Exercise aim :: Pick out every line that holds the string "occurs" and copy it.

* START Supplied entries *

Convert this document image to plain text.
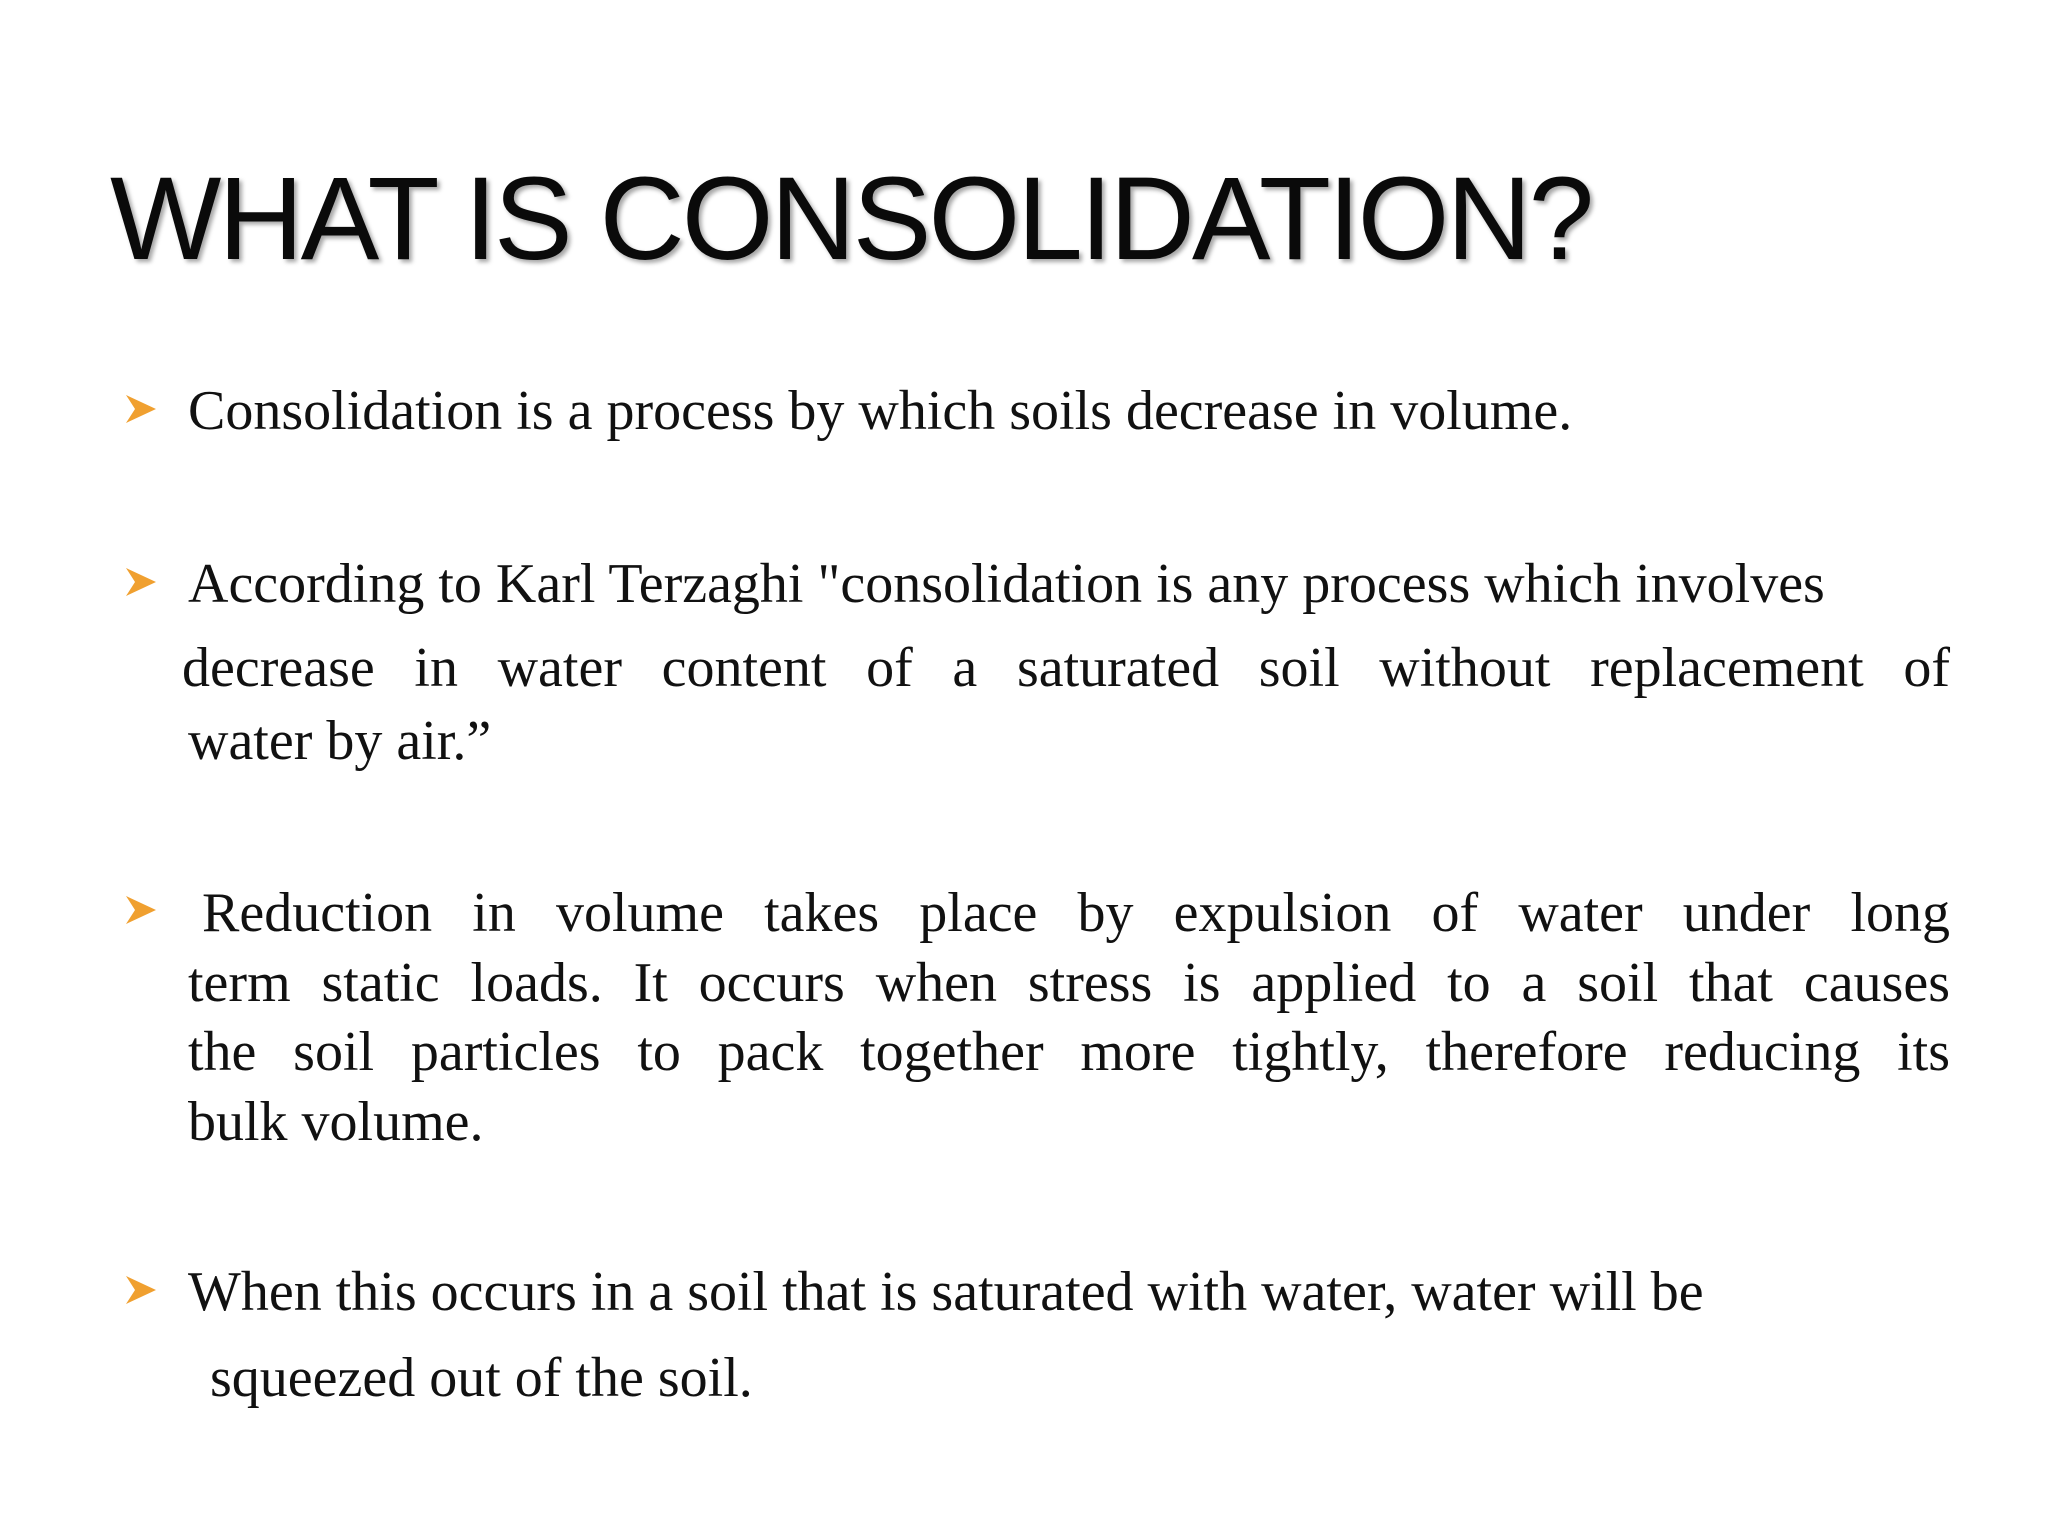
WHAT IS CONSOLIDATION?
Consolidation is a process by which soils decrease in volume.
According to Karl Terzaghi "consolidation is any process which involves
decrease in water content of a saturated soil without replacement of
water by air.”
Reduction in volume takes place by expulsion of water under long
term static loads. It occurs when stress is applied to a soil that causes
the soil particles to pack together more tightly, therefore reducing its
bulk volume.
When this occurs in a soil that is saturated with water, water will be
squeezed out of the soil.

* END Supplied entries *
* START Supplied entries *

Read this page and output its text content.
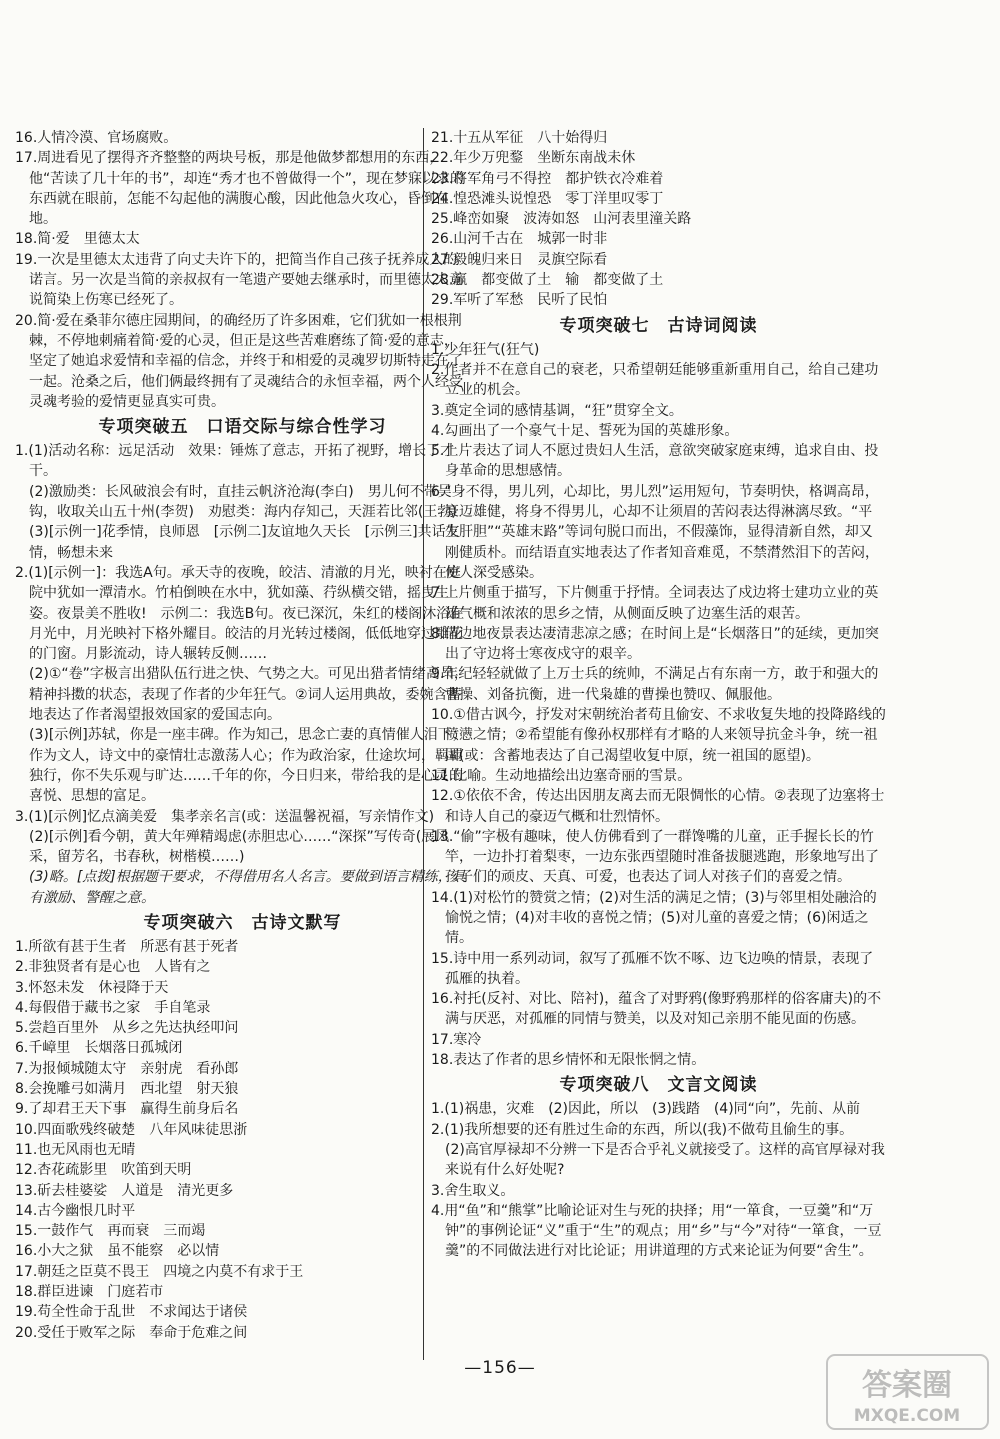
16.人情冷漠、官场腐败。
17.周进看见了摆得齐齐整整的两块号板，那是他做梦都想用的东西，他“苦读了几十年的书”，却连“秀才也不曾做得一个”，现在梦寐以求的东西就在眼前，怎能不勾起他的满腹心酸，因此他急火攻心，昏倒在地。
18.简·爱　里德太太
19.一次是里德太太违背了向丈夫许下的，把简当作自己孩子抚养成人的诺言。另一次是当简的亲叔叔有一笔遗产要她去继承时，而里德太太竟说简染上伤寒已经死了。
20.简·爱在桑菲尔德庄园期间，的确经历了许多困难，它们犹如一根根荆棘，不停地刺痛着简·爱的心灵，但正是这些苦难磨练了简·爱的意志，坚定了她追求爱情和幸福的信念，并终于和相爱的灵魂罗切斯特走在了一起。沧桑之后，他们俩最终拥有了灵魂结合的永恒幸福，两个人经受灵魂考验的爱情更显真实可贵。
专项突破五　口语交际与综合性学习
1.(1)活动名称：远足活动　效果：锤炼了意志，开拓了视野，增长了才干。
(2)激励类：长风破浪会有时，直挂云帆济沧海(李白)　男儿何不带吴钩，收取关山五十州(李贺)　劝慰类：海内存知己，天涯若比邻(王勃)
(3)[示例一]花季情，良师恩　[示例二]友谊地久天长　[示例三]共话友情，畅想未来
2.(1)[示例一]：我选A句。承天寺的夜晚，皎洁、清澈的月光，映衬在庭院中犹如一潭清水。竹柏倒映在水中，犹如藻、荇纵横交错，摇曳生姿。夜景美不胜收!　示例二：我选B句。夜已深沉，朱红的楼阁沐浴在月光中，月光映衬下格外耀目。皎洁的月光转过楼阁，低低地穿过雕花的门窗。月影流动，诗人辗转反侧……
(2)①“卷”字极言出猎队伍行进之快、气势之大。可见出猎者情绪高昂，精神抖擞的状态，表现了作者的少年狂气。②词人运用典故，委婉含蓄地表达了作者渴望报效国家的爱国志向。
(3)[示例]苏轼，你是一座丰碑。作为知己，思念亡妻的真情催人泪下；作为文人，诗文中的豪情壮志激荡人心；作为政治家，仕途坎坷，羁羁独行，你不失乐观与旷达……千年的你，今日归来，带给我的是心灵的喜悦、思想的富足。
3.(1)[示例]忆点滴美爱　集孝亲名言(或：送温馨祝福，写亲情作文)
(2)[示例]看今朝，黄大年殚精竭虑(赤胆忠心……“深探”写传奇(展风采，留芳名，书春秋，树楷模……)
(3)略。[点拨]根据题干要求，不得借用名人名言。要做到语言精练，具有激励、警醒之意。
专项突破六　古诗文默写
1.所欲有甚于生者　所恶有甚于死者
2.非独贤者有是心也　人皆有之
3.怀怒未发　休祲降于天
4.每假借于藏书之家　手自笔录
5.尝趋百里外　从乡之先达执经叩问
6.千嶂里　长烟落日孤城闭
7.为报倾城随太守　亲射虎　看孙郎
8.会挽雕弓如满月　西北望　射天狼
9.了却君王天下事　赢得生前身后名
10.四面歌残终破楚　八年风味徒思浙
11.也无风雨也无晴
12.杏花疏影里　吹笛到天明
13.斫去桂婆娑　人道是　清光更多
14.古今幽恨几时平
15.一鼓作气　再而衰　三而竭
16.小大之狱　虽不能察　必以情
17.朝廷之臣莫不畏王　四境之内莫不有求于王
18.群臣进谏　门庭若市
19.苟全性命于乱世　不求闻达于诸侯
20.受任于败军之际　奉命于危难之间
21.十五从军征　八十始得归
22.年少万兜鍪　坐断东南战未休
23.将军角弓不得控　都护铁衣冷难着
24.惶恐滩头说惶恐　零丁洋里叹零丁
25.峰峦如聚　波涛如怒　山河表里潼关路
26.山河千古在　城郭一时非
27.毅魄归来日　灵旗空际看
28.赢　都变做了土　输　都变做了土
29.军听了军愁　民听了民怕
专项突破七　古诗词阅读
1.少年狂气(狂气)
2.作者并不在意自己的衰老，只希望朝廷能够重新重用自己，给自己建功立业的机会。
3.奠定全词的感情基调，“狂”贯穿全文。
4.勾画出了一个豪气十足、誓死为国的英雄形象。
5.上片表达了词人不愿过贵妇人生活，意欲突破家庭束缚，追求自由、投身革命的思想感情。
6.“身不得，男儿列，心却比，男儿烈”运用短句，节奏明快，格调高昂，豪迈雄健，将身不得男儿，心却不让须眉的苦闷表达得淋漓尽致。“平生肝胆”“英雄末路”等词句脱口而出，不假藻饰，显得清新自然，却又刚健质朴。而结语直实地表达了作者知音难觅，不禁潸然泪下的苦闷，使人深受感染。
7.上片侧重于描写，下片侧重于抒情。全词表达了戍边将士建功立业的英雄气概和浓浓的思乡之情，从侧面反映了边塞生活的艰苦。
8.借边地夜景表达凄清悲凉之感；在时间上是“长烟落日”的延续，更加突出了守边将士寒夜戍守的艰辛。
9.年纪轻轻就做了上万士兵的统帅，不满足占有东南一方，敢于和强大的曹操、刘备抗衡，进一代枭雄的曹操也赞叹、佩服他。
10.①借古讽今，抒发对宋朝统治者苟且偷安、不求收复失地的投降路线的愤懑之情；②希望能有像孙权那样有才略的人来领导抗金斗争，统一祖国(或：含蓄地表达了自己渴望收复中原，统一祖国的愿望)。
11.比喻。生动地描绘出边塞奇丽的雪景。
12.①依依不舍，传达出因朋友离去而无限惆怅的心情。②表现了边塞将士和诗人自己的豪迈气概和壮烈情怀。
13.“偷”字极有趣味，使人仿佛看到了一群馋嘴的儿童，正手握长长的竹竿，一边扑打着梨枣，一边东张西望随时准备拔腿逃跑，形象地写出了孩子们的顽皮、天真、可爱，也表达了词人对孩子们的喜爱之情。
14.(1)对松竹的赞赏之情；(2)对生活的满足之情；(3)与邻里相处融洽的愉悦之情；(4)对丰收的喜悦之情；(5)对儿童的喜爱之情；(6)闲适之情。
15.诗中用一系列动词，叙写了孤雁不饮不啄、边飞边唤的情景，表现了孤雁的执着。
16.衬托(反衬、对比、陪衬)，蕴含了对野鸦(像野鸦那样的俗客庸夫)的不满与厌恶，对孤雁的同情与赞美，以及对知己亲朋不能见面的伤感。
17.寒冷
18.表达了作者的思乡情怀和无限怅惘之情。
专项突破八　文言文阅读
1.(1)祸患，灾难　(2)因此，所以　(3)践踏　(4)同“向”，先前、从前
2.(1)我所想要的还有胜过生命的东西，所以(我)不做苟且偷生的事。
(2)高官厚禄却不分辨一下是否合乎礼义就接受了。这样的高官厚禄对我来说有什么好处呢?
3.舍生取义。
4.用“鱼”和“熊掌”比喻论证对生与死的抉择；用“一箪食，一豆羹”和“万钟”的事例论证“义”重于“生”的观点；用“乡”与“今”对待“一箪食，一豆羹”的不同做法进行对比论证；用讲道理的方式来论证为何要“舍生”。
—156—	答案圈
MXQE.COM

* END Supplied entries *

The answer ::
term static loads. It occurs when stress is applied to a soil that causes
When this occurs in a soil that is saturated with water, water will be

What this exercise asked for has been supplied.